**What you will do:** Keep every line where the word "document" appears; drop the rest.
## begin Given entries
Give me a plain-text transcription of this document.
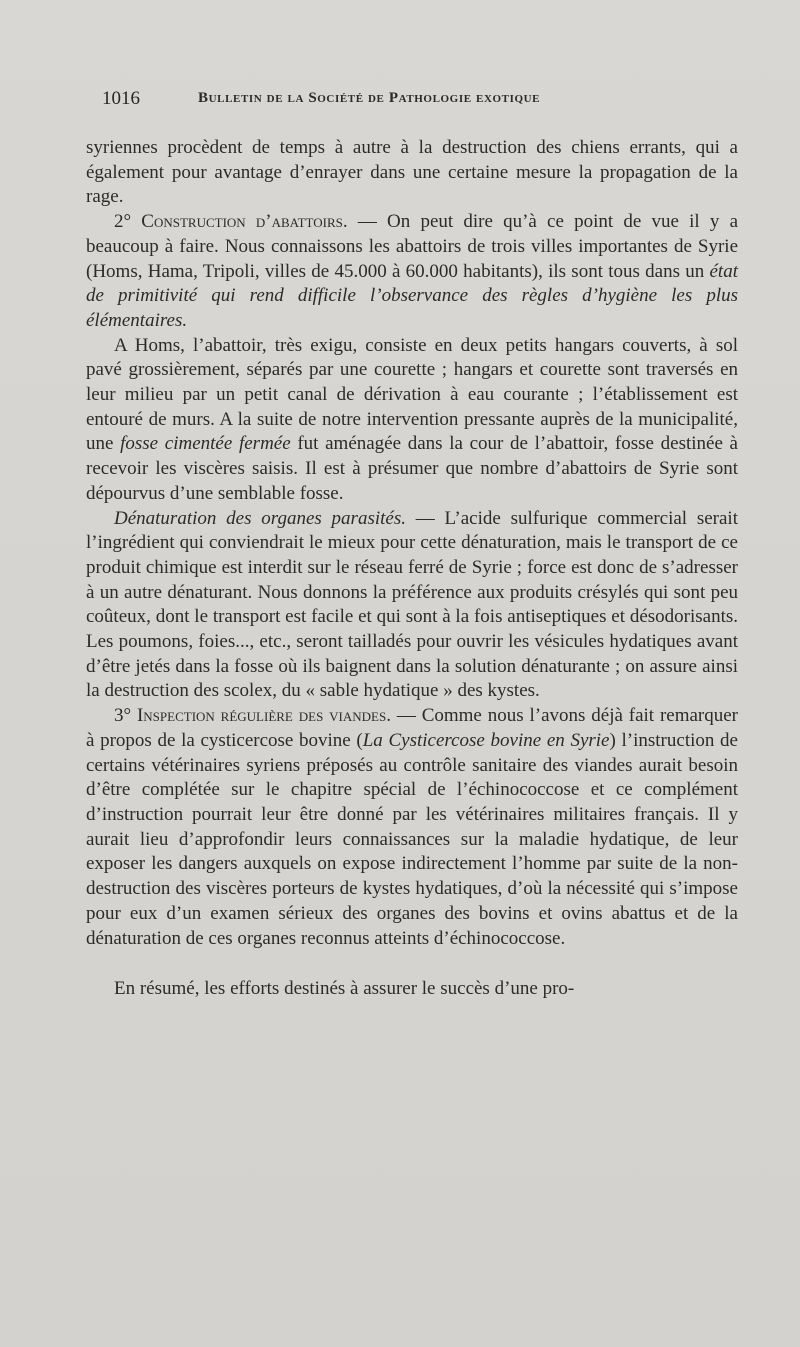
1016	Bulletin de la Société de Pathologie exotique

syriennes procèdent de temps à autre à la destruction des chiens errants, qui a également pour avantage d’enrayer dans une certaine mesure la propagation de la rage.

2° Construction d’abattoirs. — On peut dire qu’à ce point de vue il y a beaucoup à faire. Nous connaissons les abattoirs de trois villes importantes de Syrie (Homs, Hama, Tripoli, villes de 45.000 à 60.000 habitants), ils sont tous dans un état de primitivité qui rend difficile l’observance des règles d’hygiène les plus élémentaires.

A Homs, l’abattoir, très exigu, consiste en deux petits hangars couverts, à sol pavé grossièrement, séparés par une courette ; hangars et courette sont traversés en leur milieu par un petit canal de dérivation à eau courante ; l’établissement est entouré de murs. A la suite de notre intervention pressante auprès de la municipalité, une fosse cimentée fermée fut aménagée dans la cour de l’abattoir, fosse destinée à recevoir les viscères saisis. Il est à présumer que nombre d’abattoirs de Syrie sont dépourvus d’une semblable fosse.

Dénaturation des organes parasités. — L’acide sulfurique commercial serait l’ingrédient qui conviendrait le mieux pour cette dénaturation, mais le transport de ce produit chimique est interdit sur le réseau ferré de Syrie ; force est donc de s’adresser à un autre dénaturant. Nous donnons la préférence aux produits crésylés qui sont peu coûteux, dont le transport est facile et qui sont à la fois antiseptiques et désodorisants. Les poumons, foies..., etc., seront tailladés pour ouvrir les vésicules hydatiques avant d’être jetés dans la fosse où ils baignent dans la solution dénaturante ; on assure ainsi la destruction des scolex, du « sable hydatique » des kystes.

3° Inspection régulière des viandes. — Comme nous l’avons déjà fait remarquer à propos de la cysticercose bovine (La Cysticercose bovine en Syrie) l’instruction de certains vétérinaires syriens préposés au contrôle sanitaire des viandes aurait besoin d’être complétée sur le chapitre spécial de l’échinococcose et ce complément d’instruction pourrait leur être donné par les vétérinaires militaires français. Il y aurait lieu d’approfondir leurs connaissances sur la maladie hydatique, de leur exposer les dangers auxquels on expose indirectement l’homme par suite de la non-destruction des viscères porteurs de kystes hydatiques, d’où la nécessité qui s’impose pour eux d’un examen sérieux des organes des bovins et ovins abattus et de la dénaturation de ces organes reconnus atteints d’échinococcose.

En résumé, les efforts destinés à assurer le succès d’une pro-
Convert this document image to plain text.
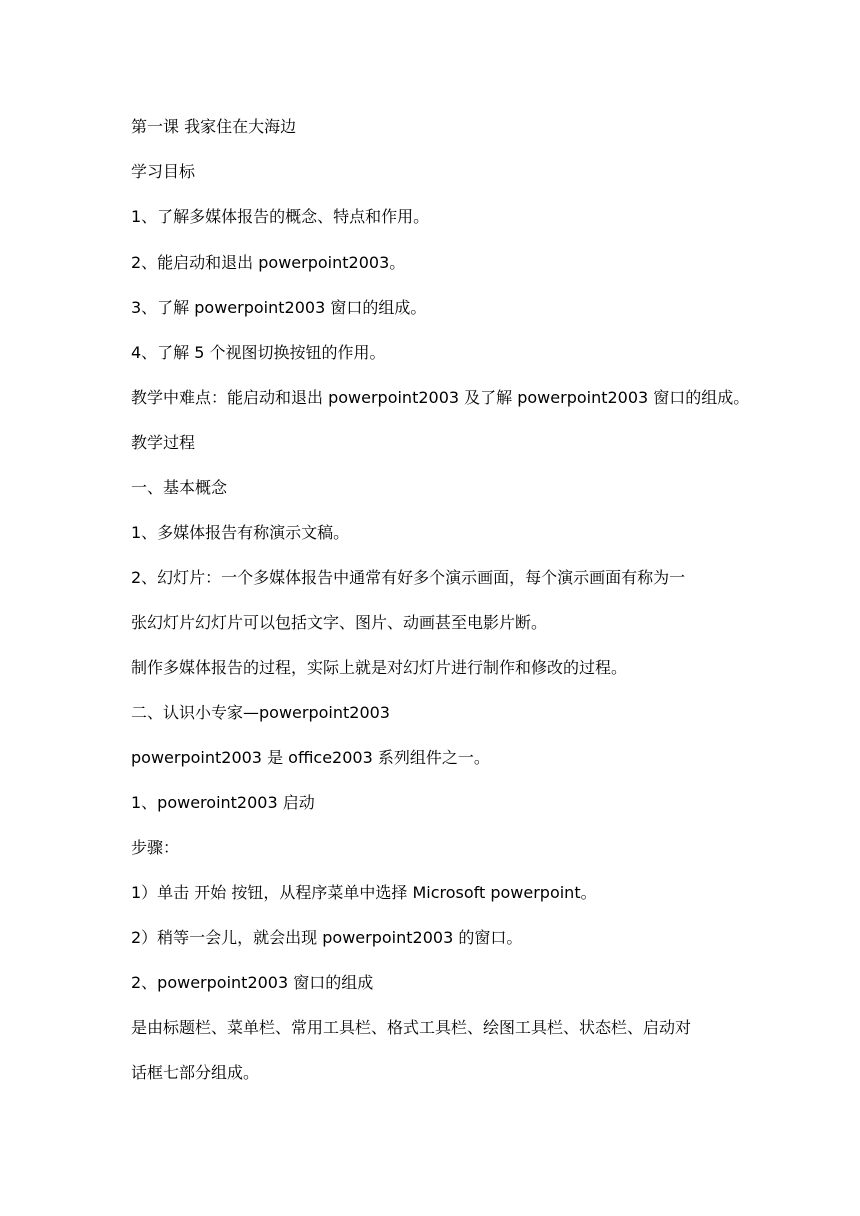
第一课 我家住在大海边
学习目标
1、了解多媒体报告的概念、特点和作用。
2、能启动和退出 powerpoint2003。
3、了解 powerpoint2003 窗口的组成。
4、了解 5 个视图切换按钮的作用。
教学中难点：能启动和退出 powerpoint2003 及了解 powerpoint2003 窗口的组成。
教学过程
一、基本概念
1、多媒体报告有称演示文稿。
2、幻灯片：一个多媒体报告中通常有好多个演示画面，每个演示画面有称为一
张幻灯片幻灯片可以包括文字、图片、动画甚至电影片断。
制作多媒体报告的过程，实际上就是对幻灯片进行制作和修改的过程。
二、认识小专家—powerpoint2003
powerpoint2003 是 office2003 系列组件之一。
1、poweroint2003 启动
步骤：
1）单击 开始 按钮，从程序菜单中选择 Microsoft powerpoint。
2）稍等一会儿，就会出现 powerpoint2003 的窗口。
2、powerpoint2003 窗口的组成
是由标题栏、菜单栏、常用工具栏、格式工具栏、绘图工具栏、状态栏、启动对
话框七部分组成。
## end Given entries
**The reply:**
Give me a plain-text transcription of this document.
Convert this document image to plain text.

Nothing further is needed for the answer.